→ REQUIRED WORK
The complete listing should be restated exactly.
--------------------------------
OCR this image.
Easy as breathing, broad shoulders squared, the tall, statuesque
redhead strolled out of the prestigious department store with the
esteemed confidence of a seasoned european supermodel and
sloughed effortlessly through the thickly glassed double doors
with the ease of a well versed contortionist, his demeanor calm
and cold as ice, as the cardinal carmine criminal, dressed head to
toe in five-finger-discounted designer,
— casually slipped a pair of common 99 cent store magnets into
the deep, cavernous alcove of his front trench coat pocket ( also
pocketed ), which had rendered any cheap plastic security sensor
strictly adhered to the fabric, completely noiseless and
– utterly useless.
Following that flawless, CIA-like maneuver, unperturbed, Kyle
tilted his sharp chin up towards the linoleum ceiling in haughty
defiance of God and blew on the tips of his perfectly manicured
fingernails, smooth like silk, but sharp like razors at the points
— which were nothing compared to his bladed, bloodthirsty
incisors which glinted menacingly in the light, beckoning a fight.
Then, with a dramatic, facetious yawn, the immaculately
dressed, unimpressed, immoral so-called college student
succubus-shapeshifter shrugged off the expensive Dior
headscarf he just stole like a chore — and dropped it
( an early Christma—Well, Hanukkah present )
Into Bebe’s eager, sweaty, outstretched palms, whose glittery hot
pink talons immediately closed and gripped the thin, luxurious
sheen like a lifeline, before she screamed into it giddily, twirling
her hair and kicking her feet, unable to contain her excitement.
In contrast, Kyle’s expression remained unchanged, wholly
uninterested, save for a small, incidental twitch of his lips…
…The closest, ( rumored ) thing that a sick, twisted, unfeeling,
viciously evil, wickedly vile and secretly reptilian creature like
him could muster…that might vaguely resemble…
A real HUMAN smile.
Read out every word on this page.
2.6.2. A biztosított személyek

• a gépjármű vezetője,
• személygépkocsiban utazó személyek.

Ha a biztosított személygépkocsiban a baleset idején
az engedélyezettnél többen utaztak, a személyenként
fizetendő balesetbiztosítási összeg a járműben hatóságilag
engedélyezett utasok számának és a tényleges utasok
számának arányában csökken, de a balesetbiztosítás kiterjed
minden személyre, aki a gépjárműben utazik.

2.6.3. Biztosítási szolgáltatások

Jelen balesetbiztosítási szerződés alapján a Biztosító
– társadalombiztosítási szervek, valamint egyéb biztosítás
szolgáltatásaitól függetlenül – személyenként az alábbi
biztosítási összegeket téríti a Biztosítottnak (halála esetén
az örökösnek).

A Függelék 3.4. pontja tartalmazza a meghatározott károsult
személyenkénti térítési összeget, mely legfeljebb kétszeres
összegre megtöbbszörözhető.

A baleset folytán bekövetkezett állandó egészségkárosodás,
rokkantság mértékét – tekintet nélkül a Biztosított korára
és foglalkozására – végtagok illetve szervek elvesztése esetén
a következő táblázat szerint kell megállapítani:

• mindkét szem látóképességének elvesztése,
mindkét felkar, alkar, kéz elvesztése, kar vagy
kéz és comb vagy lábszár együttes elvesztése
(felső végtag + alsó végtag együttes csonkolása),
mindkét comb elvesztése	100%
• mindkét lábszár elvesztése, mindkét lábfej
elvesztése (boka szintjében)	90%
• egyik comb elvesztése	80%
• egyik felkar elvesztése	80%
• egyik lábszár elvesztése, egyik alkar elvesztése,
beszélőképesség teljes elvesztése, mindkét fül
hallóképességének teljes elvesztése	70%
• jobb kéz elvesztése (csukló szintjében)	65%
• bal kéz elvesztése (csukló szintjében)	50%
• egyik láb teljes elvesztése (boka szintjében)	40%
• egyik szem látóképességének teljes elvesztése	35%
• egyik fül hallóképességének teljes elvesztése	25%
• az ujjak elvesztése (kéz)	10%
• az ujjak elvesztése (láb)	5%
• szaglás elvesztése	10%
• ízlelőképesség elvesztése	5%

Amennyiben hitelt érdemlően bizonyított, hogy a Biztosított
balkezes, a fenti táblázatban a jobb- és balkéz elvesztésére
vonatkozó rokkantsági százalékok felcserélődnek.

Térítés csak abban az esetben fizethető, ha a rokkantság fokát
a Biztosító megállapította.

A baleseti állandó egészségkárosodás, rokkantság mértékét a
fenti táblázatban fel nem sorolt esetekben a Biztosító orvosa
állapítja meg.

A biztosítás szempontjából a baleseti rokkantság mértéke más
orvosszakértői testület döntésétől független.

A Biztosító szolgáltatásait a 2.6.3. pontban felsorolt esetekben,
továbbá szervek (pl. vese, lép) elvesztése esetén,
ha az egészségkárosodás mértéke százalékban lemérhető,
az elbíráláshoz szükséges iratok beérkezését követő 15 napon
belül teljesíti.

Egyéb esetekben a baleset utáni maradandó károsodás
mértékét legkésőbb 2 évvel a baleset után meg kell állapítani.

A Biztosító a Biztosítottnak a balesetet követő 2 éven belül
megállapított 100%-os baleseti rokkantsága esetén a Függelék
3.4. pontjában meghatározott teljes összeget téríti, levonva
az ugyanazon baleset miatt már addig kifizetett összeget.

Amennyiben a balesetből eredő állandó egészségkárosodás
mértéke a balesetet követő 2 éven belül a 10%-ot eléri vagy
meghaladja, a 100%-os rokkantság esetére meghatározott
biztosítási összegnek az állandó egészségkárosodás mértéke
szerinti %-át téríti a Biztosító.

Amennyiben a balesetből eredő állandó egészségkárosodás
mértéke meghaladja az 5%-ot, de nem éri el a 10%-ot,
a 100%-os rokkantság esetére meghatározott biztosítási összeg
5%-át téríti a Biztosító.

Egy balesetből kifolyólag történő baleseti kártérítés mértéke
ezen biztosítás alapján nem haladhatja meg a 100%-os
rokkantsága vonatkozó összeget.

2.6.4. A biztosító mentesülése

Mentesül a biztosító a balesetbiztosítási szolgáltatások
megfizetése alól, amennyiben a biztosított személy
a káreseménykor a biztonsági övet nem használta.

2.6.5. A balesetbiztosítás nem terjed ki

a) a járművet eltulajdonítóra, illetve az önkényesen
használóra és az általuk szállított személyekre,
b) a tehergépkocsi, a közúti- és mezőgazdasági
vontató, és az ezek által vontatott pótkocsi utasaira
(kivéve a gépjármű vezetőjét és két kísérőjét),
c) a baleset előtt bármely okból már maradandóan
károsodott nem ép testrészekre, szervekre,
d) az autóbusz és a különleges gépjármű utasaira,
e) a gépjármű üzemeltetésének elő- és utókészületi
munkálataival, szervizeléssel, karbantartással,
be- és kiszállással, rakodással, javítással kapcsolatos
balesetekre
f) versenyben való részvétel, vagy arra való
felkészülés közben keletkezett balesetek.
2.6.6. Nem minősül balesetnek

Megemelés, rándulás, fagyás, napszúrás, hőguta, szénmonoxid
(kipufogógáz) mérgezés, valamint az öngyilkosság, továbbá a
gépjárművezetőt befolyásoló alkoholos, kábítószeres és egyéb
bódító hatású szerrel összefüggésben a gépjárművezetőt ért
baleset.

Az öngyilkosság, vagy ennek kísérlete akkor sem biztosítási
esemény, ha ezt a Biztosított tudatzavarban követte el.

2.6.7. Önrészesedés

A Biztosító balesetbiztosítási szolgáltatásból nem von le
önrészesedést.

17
--------------------------------
→ PROBLEM SOLUTION
OCR this image.
Easy as breathing, broad shoulders squared, the tall, statuesque
redhead strolled out of the prestigious department store with the
esteemed confidence of a seasoned european supermodel and
sloughed effortlessly through the thickly glassed double doors
with the ease of a well versed contortionist, his demeanor calm
and cold as ice, as the cardinal carmine criminal, dressed head to
toe in five-finger-discounted designer,
— casually slipped a pair of common 99 cent store magnets into
the deep, cavernous alcove of his front trench coat pocket ( also
pocketed ), which had rendered any cheap plastic security sensor
strictly adhered to the fabric, completely noiseless and
– utterly useless.
Following that flawless, CIA-like maneuver, unperturbed, Kyle
tilted his sharp chin up towards the linoleum ceiling in haughty
defiance of God and blew on the tips of his perfectly manicured
fingernails, smooth like silk, but sharp like razors at the points
— which were nothing compared to his bladed, bloodthirsty
incisors which glinted menacingly in the light, beckoning a fight.
Then, with a dramatic, facetious yawn, the immaculately
dressed, unimpressed, immoral so-called college student
succubus-shapeshifter shrugged off the expensive Dior
headscarf he just stole like a chore — and dropped it
( an early Christma—Well, Hanukkah present )
Into Bebe’s eager, sweaty, outstretched palms, whose glittery hot
pink talons immediately closed and gripped the thin, luxurious
sheen like a lifeline, before she screamed into it giddily, twirling
her hair and kicking her feet, unable to contain her excitement.
In contrast, Kyle’s expression remained unchanged, wholly
uninterested, save for a small, incidental twitch of his lips…
…The closest, ( rumored ) thing that a sick, twisted, unfeeling,
viciously evil, wickedly vile and secretly reptilian creature like
him could muster…that might vaguely resemble…
A real HUMAN smile.
Read out every word on this page.
2.6.2. A biztosított személyek

• a gépjármű vezetője,
• személygépkocsiban utazó személyek.

Ha a biztosított személygépkocsiban a baleset idején
az engedélyezettnél többen utaztak, a személyenként
fizetendő balesetbiztosítási összeg a járműben hatóságilag
engedélyezett utasok számának és a tényleges utasok
számának arányában csökken, de a balesetbiztosítás kiterjed
minden személyre, aki a gépjárműben utazik.

2.6.3. Biztosítási szolgáltatások

Jelen balesetbiztosítási szerződés alapján a Biztosító
– társadalombiztosítási szervek, valamint egyéb biztosítás
szolgáltatásaitól függetlenül – személyenként az alábbi
biztosítási összegeket téríti a Biztosítottnak (halála esetén
az örökösnek).

A Függelék 3.4. pontja tartalmazza a meghatározott károsult
személyenkénti térítési összeget, mely legfeljebb kétszeres
összegre megtöbbszörözhető.

A baleset folytán bekövetkezett állandó egészségkárosodás,
rokkantság mértékét – tekintet nélkül a Biztosított korára
és foglalkozására – végtagok illetve szervek elvesztése esetén
a következő táblázat szerint kell megállapítani:

• mindkét szem látóképességének elvesztése,
mindkét felkar, alkar, kéz elvesztése, kar vagy
kéz és comb vagy lábszár együttes elvesztése
(felső végtag + alsó végtag együttes csonkolása),
mindkét comb elvesztése	100%
• mindkét lábszár elvesztése, mindkét lábfej
elvesztése (boka szintjében)	90%
• egyik comb elvesztése	80%
• egyik felkar elvesztése	80%
• egyik lábszár elvesztése, egyik alkar elvesztése,
beszélőképesség teljes elvesztése, mindkét fül
hallóképességének teljes elvesztése	70%
• jobb kéz elvesztése (csukló szintjében)	65%
• bal kéz elvesztése (csukló szintjében)	50%
• egyik láb teljes elvesztése (boka szintjében)	40%
• egyik szem látóképességének teljes elvesztése	35%
• egyik fül hallóképességének teljes elvesztése	25%
• az ujjak elvesztése (kéz)	10%
• az ujjak elvesztése (láb)	5%
• szaglás elvesztése	10%
• ízlelőképesség elvesztése	5%

Amennyiben hitelt érdemlően bizonyított, hogy a Biztosított
balkezes, a fenti táblázatban a jobb- és balkéz elvesztésére
vonatkozó rokkantsági százalékok felcserélődnek.

Térítés csak abban az esetben fizethető, ha a rokkantság fokát
a Biztosító megállapította.

A baleseti állandó egészségkárosodás, rokkantság mértékét a
fenti táblázatban fel nem sorolt esetekben a Biztosító orvosa
állapítja meg.

A biztosítás szempontjából a baleseti rokkantság mértéke más
orvosszakértői testület döntésétől független.

A Biztosító szolgáltatásait a 2.6.3. pontban felsorolt esetekben,
továbbá szervek (pl. vese, lép) elvesztése esetén,
ha az egészségkárosodás mértéke százalékban lemérhető,
az elbíráláshoz szükséges iratok beérkezését követő 15 napon
belül teljesíti.

Egyéb esetekben a baleset utáni maradandó károsodás
mértékét legkésőbb 2 évvel a baleset után meg kell állapítani.

A Biztosító a Biztosítottnak a balesetet követő 2 éven belül
megállapított 100%-os baleseti rokkantsága esetén a Függelék
3.4. pontjában meghatározott teljes összeget téríti, levonva
az ugyanazon baleset miatt már addig kifizetett összeget.

Amennyiben a balesetből eredő állandó egészségkárosodás
mértéke a balesetet követő 2 éven belül a 10%-ot eléri vagy
meghaladja, a 100%-os rokkantság esetére meghatározott
biztosítási összegnek az állandó egészségkárosodás mértéke
szerinti %-át téríti a Biztosító.

Amennyiben a balesetből eredő állandó egészségkárosodás
mértéke meghaladja az 5%-ot, de nem éri el a 10%-ot,
a 100%-os rokkantság esetére meghatározott biztosítási összeg
5%-át téríti a Biztosító.

Egy balesetből kifolyólag történő baleseti kártérítés mértéke
ezen biztosítás alapján nem haladhatja meg a 100%-os
rokkantsága vonatkozó összeget.

2.6.4. A biztosító mentesülése

Mentesül a biztosító a balesetbiztosítási szolgáltatások
megfizetése alól, amennyiben a biztosított személy
a káreseménykor a biztonsági övet nem használta.

2.6.5. A balesetbiztosítás nem terjed ki

a) a járművet eltulajdonítóra, illetve az önkényesen
használóra és az általuk szállított személyekre,
b) a tehergépkocsi, a közúti- és mezőgazdasági
vontató, és az ezek által vontatott pótkocsi utasaira
(kivéve a gépjármű vezetőjét és két kísérőjét),
c) a baleset előtt bármely okból már maradandóan
károsodott nem ép testrészekre, szervekre,
d) az autóbusz és a különleges gépjármű utasaira,
e) a gépjármű üzemeltetésének elő- és utókészületi
munkálataival, szervizeléssel, karbantartással,
be- és kiszállással, rakodással, javítással kapcsolatos
balesetekre
f) versenyben való részvétel, vagy arra való
felkészülés közben keletkezett balesetek.
2.6.6. Nem minősül balesetnek

Megemelés, rándulás, fagyás, napszúrás, hőguta, szénmonoxid
(kipufogógáz) mérgezés, valamint az öngyilkosság, továbbá a
gépjárművezetőt befolyásoló alkoholos, kábítószeres és egyéb
bódító hatású szerrel összefüggésben a gépjárművezetőt ért
baleset.

Az öngyilkosság, vagy ennek kísérlete akkor sem biztosítási
esemény, ha ezt a Biztosított tudatzavarban követte el.

2.6.7. Önrészesedés

A Biztosító balesetbiztosítási szolgáltatásból nem von le
önrészesedést.

17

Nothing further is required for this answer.